## [EXTRACTED INFORMATION]
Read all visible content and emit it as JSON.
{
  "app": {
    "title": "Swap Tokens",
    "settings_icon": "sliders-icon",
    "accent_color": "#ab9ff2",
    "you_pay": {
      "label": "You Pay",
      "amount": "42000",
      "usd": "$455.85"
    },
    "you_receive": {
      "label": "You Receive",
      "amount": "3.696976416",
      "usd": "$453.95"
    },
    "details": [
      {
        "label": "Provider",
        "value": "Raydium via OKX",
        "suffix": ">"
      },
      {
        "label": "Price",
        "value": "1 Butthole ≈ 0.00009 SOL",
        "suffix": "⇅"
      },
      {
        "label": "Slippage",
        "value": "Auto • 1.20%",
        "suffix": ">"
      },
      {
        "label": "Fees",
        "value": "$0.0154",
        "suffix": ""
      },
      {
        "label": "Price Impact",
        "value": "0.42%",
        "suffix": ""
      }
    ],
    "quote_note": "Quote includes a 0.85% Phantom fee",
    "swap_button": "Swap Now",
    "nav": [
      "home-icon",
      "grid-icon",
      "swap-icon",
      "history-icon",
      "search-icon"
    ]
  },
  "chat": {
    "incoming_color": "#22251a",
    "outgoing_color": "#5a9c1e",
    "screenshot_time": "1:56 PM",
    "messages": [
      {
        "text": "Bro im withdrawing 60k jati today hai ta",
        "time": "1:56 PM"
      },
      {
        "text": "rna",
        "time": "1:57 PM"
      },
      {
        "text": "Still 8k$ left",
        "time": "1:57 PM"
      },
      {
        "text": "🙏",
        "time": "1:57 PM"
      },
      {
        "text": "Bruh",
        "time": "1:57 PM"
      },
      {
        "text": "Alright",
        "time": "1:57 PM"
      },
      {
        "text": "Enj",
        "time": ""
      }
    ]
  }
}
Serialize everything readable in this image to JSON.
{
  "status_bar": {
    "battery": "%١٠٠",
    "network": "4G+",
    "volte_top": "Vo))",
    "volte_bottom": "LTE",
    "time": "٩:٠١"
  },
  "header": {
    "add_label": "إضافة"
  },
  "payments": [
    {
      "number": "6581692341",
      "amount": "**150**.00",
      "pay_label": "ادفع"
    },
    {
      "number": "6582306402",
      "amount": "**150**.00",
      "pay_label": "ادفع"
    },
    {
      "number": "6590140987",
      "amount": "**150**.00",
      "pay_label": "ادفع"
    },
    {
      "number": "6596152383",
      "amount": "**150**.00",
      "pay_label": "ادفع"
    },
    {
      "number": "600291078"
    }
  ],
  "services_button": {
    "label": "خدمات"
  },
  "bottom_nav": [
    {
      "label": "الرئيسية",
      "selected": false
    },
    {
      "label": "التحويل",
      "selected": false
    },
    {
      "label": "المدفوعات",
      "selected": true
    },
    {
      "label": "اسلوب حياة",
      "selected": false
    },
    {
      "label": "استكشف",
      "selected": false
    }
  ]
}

## [WHAT TO DO]
Give back exactly the lines that run from the line with "Serialize everything readable" through the close of the material, counting both ends, and nothing more.

## [WRITTEN ANSWER]
Serialize everything readable in this image to JSON.
{
  "status_bar": {
    "battery": "%١٠٠",
    "network": "4G+",
    "volte_top": "Vo))",
    "volte_bottom": "LTE",
    "time": "٩:٠١"
  },
  "header": {
    "add_label": "إضافة"
  },
  "payments": [
    {
      "number": "6581692341",
      "amount": "**150**.00",
      "pay_label": "ادفع"
    },
    {
      "number": "6582306402",
      "amount": "**150**.00",
      "pay_label": "ادفع"
    },
    {
      "number": "6590140987",
      "amount": "**150**.00",
      "pay_label": "ادفع"
    },
    {
      "number": "6596152383",
      "amount": "**150**.00",
      "pay_label": "ادفع"
    },
    {
      "number": "600291078"
    }
  ],
  "services_button": {
    "label": "خدمات"
  },
  "bottom_nav": [
    {
      "label": "الرئيسية",
      "selected": false
    },
    {
      "label": "التحويل",
      "selected": false
    },
    {
      "label": "المدفوعات",
      "selected": true
    },
    {
      "label": "اسلوب حياة",
      "selected": false
    },
    {
      "label": "استكشف",
      "selected": false
    }
  ]
}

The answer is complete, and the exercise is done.